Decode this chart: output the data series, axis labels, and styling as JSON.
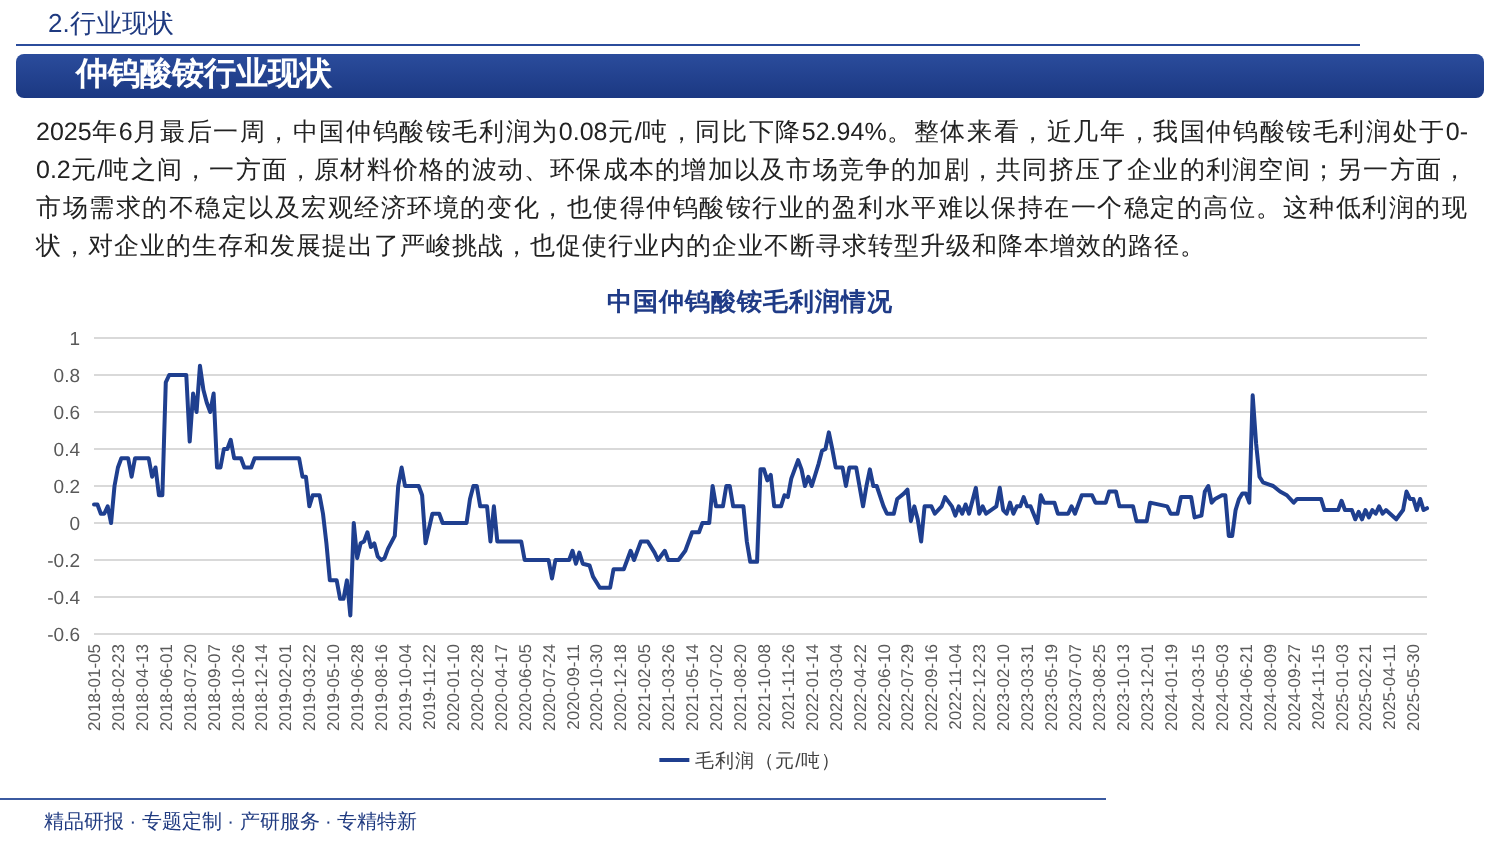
{
  "chart_data": {
    "type": "line",
    "title": "中国仲钨酸铵毛利润情况",
    "annotations": [
      "2.行业现状",
      "仲钨酸铵行业现状",
      "2025年6月最后一周，中国仲钨酸铵毛利润为0.08元/吨，同比下降52.94%。整体来看，近几年，我国仲钨酸铵毛利润处于0-0.2元/吨之间，一方面，原材料价格的波动、环保成本的增加以及市场竞争的加剧，共同挤压了企业的利润空间；另一方面，市场需求的不稳定以及宏观经济环境的变化，也使得仲钨酸铵行业的盈利水平难以保持在一个稳定的高位。这种低利润的现状，对企业的生存和发展提出了严峻挑战，也促使行业内的企业不断寻求转型升级和降本增效的路径。",
      "精品研报 · 专题定制 · 产研服务 · 专精特新"
    ],
    "x": [
      "2018-01-05",
      "2018-01-12",
      "2018-01-19",
      "2018-01-26",
      "2018-02-02",
      "2018-02-09",
      "2018-02-16",
      "2018-02-23",
      "2018-03-02",
      "2018-03-16",
      "2018-03-23",
      "2018-03-30",
      "2018-04-27",
      "2018-05-04",
      "2018-05-11",
      "2018-05-18",
      "2018-05-25",
      "2018-06-01",
      "2018-06-08",
      "2018-07-13",
      "2018-07-20",
      "2018-07-27",
      "2018-08-03",
      "2018-08-10",
      "2018-08-17",
      "2018-08-24",
      "2018-08-31",
      "2018-09-07",
      "2018-09-14",
      "2018-09-21",
      "2018-09-28",
      "2018-10-05",
      "2018-10-12",
      "2018-10-19",
      "2018-11-02",
      "2018-11-09",
      "2018-11-23",
      "2018-11-30",
      "2019-03-01",
      "2019-03-08",
      "2019-03-15",
      "2019-03-22",
      "2019-03-29",
      "2019-04-12",
      "2019-04-19",
      "2019-04-26",
      "2019-05-03",
      "2019-05-17",
      "2019-05-24",
      "2019-05-31",
      "2019-06-07",
      "2019-06-14",
      "2019-06-21",
      "2019-06-28",
      "2019-07-05",
      "2019-07-12",
      "2019-07-19",
      "2019-07-26",
      "2019-08-02",
      "2019-08-09",
      "2019-08-16",
      "2019-08-23",
      "2019-08-30",
      "2019-09-13",
      "2019-09-20",
      "2019-09-27",
      "2019-10-04",
      "2019-11-01",
      "2019-11-08",
      "2019-11-15",
      "2019-11-29",
      "2019-12-13",
      "2019-12-20",
      "2020-02-07",
      "2020-02-14",
      "2020-02-21",
      "2020-02-28",
      "2020-03-06",
      "2020-03-20",
      "2020-03-27",
      "2020-04-03",
      "2020-04-10",
      "2020-05-29",
      "2020-06-05",
      "2020-07-24",
      "2020-07-31",
      "2020-08-07",
      "2020-09-04",
      "2020-09-11",
      "2020-09-18",
      "2020-09-25",
      "2020-10-02",
      "2020-10-16",
      "2020-10-23",
      "2020-11-06",
      "2020-11-27",
      "2020-12-04",
      "2020-12-25",
      "2021-01-01",
      "2021-01-08",
      "2021-01-15",
      "2021-01-29",
      "2021-02-12",
      "2021-02-26",
      "2021-03-05",
      "2021-03-19",
      "2021-03-26",
      "2021-04-16",
      "2021-04-30",
      "2021-05-14",
      "2021-05-28",
      "2021-06-04",
      "2021-06-18",
      "2021-06-25",
      "2021-07-02",
      "2021-07-16",
      "2021-07-23",
      "2021-07-30",
      "2021-08-06",
      "2021-08-27",
      "2021-09-03",
      "2021-09-10",
      "2021-09-24",
      "2021-10-01",
      "2021-10-08",
      "2021-10-15",
      "2021-10-22",
      "2021-10-29",
      "2021-11-12",
      "2021-11-19",
      "2021-11-26",
      "2021-12-03",
      "2021-12-10",
      "2021-12-17",
      "2021-12-24",
      "2021-12-31",
      "2022-01-07",
      "2022-01-14",
      "2022-01-28",
      "2022-02-04",
      "2022-02-11",
      "2022-02-18",
      "2022-02-25",
      "2022-03-04",
      "2022-03-18",
      "2022-03-25",
      "2022-04-01",
      "2022-04-15",
      "2022-04-29",
      "2022-05-06",
      "2022-05-13",
      "2022-05-20",
      "2022-05-27",
      "2022-06-10",
      "2022-06-17",
      "2022-07-01",
      "2022-07-08",
      "2022-07-22",
      "2022-07-29",
      "2022-08-05",
      "2022-08-12",
      "2022-08-19",
      "2022-08-26",
      "2022-09-02",
      "2022-09-16",
      "2022-09-23",
      "2022-10-07",
      "2022-10-14",
      "2022-10-28",
      "2022-11-04",
      "2022-11-11",
      "2022-11-18",
      "2022-11-25",
      "2022-12-02",
      "2022-12-16",
      "2022-12-23",
      "2022-12-30",
      "2023-01-06",
      "2023-01-27",
      "2023-02-03",
      "2023-02-10",
      "2023-02-17",
      "2023-02-24",
      "2023-03-03",
      "2023-03-10",
      "2023-03-17",
      "2023-03-24",
      "2023-03-31",
      "2023-04-07",
      "2023-04-21",
      "2023-04-28",
      "2023-05-05",
      "2023-05-26",
      "2023-06-02",
      "2023-06-23",
      "2023-06-30",
      "2023-07-07",
      "2023-07-21",
      "2023-08-11",
      "2023-08-18",
      "2023-09-08",
      "2023-09-15",
      "2023-09-29",
      "2023-10-06",
      "2023-11-03",
      "2023-11-10",
      "2023-12-01",
      "2023-12-08",
      "2024-01-12",
      "2024-01-19",
      "2024-02-02",
      "2024-02-09",
      "2024-03-01",
      "2024-03-08",
      "2024-03-22",
      "2024-03-29",
      "2024-04-05",
      "2024-04-12",
      "2024-04-19",
      "2024-05-03",
      "2024-05-10",
      "2024-05-17",
      "2024-05-24",
      "2024-05-31",
      "2024-06-07",
      "2024-06-14",
      "2024-06-21",
      "2024-06-28",
      "2024-07-05",
      "2024-07-12",
      "2024-07-19",
      "2024-07-26",
      "2024-08-16",
      "2024-08-30",
      "2024-09-13",
      "2024-09-27",
      "2024-10-04",
      "2024-11-22",
      "2024-11-29",
      "2024-12-27",
      "2025-01-03",
      "2025-01-10",
      "2025-01-24",
      "2025-01-31",
      "2025-02-07",
      "2025-02-14",
      "2025-02-21",
      "2025-02-28",
      "2025-03-07",
      "2025-03-14",
      "2025-03-21",
      "2025-03-28",
      "2025-04-04",
      "2025-04-25",
      "2025-05-09",
      "2025-05-16",
      "2025-05-23",
      "2025-05-30",
      "2025-06-06",
      "2025-06-13",
      "2025-06-20",
      "2025-06-27"
    ],
    "series": [
      {
        "name": "毛利润（元/吨）",
        "color": "#1f3f8f",
        "values": [
          0.1,
          0.1,
          0.05,
          0.05,
          0.09,
          0,
          0.2,
          0.3,
          0.35,
          0.35,
          0.25,
          0.35,
          0.35,
          0.25,
          0.3,
          0.15,
          0.15,
          0.76,
          0.8,
          0.8,
          0.44,
          0.7,
          0.6,
          0.85,
          0.72,
          0.65,
          0.6,
          0.7,
          0.3,
          0.3,
          0.4,
          0.4,
          0.45,
          0.35,
          0.35,
          0.3,
          0.3,
          0.35,
          0.35,
          0.25,
          0.25,
          0.09,
          0.15,
          0.15,
          0.05,
          -0.11,
          -0.31,
          -0.31,
          -0.41,
          -0.41,
          -0.31,
          -0.5,
          0,
          -0.19,
          -0.11,
          -0.1,
          -0.05,
          -0.13,
          -0.11,
          -0.18,
          -0.2,
          -0.19,
          -0.14,
          -0.07,
          0.2,
          0.3,
          0.2,
          0.2,
          0.15,
          -0.11,
          0.05,
          0.05,
          0,
          0,
          0.13,
          0.2,
          0.2,
          0.09,
          0.09,
          -0.1,
          0.09,
          -0.1,
          -0.1,
          -0.2,
          -0.2,
          -0.3,
          -0.2,
          -0.2,
          -0.15,
          -0.22,
          -0.16,
          -0.22,
          -0.23,
          -0.29,
          -0.35,
          -0.35,
          -0.25,
          -0.25,
          -0.2,
          -0.15,
          -0.2,
          -0.1,
          -0.1,
          -0.16,
          -0.2,
          -0.15,
          -0.2,
          -0.2,
          -0.15,
          -0.05,
          -0.05,
          0,
          0,
          0.2,
          0.09,
          0.09,
          0.2,
          0.2,
          0.09,
          0.09,
          -0.1,
          -0.21,
          -0.21,
          0.29,
          0.29,
          0.23,
          0.26,
          0.09,
          0.09,
          0.15,
          0.14,
          0.24,
          0.29,
          0.34,
          0.29,
          0.2,
          0.25,
          0.2,
          0.32,
          0.39,
          0.4,
          0.49,
          0.4,
          0.3,
          0.3,
          0.2,
          0.3,
          0.3,
          0.09,
          0.2,
          0.29,
          0.2,
          0.2,
          0.09,
          0.05,
          0.05,
          0.13,
          0.16,
          0.18,
          0.01,
          0.09,
          0.02,
          -0.1,
          0.09,
          0.09,
          0.05,
          0.09,
          0.14,
          0.09,
          0.04,
          0.09,
          0.05,
          0.1,
          0.05,
          0.19,
          0.05,
          0.09,
          0.05,
          0.09,
          0.19,
          0.07,
          0.05,
          0.11,
          0.05,
          0.09,
          0.09,
          0.14,
          0.09,
          0.09,
          0,
          0.15,
          0.11,
          0.11,
          0.05,
          0.05,
          0.09,
          0.05,
          0.15,
          0.15,
          0.11,
          0.11,
          0.17,
          0.17,
          0.09,
          0.09,
          0.01,
          0.01,
          0.11,
          0.09,
          0.05,
          0.05,
          0.14,
          0.14,
          0.03,
          0.04,
          0.17,
          0.2,
          0.11,
          0.13,
          0.15,
          0.15,
          -0.07,
          -0.07,
          0.07,
          0.13,
          0.16,
          0.16,
          0.11,
          0.69,
          0.43,
          0.25,
          0.22,
          0.2,
          0.17,
          0.15,
          0.11,
          0.13,
          0.13,
          0.07,
          0.07,
          0.12,
          0.07,
          0.07,
          0.02,
          0.06,
          0.02,
          0.07,
          0.03,
          0.07,
          0.05,
          0.09,
          0.05,
          0.07,
          0.02,
          0.07,
          0.17,
          0.13,
          0.13,
          0.07,
          0.13,
          0.07,
          0.08
        ]
      }
    ],
    "xlim": [
      "2018-01-05",
      "2025-06-27"
    ],
    "xticks": [
      "2018-01-05",
      "2018-02-23",
      "2018-04-13",
      "2018-06-01",
      "2018-07-20",
      "2018-09-07",
      "2018-10-26",
      "2018-12-14",
      "2019-02-01",
      "2019-03-22",
      "2019-05-10",
      "2019-06-28",
      "2019-08-16",
      "2019-10-04",
      "2019-11-22",
      "2020-01-10",
      "2020-02-28",
      "2020-04-17",
      "2020-06-05",
      "2020-07-24",
      "2020-09-11",
      "2020-10-30",
      "2020-12-18",
      "2021-02-05",
      "2021-03-26",
      "2021-05-14",
      "2021-07-02",
      "2021-08-20",
      "2021-10-08",
      "2021-11-26",
      "2022-01-14",
      "2022-03-04",
      "2022-04-22",
      "2022-06-10",
      "2022-07-29",
      "2022-09-16",
      "2022-11-04",
      "2022-12-23",
      "2023-02-10",
      "2023-03-31",
      "2023-05-19",
      "2023-07-07",
      "2023-08-25",
      "2023-10-13",
      "2023-12-01",
      "2024-01-19",
      "2024-03-15",
      "2024-05-03",
      "2024-06-21",
      "2024-08-09",
      "2024-09-27",
      "2024-11-15",
      "2025-01-03",
      "2025-02-21",
      "2025-04-11",
      "2025-05-30"
    ],
    "ylim": [
      -0.6,
      1
    ],
    "yticks": [
      -0.6,
      -0.4,
      -0.2,
      0,
      0.2,
      0.4,
      0.6,
      0.8,
      1
    ],
    "grid": "y",
    "legend": "bottom",
    "marker": "none",
    "line_style": "solid"
  }
}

────────────────────────────────────────

WHAT TO PRODUCE
Isolate the lines that hold the word "series" and copy all of them.

TASK RESULT
Decode this chart: output the data series, axis labels, and styling as JSON.
    "series": [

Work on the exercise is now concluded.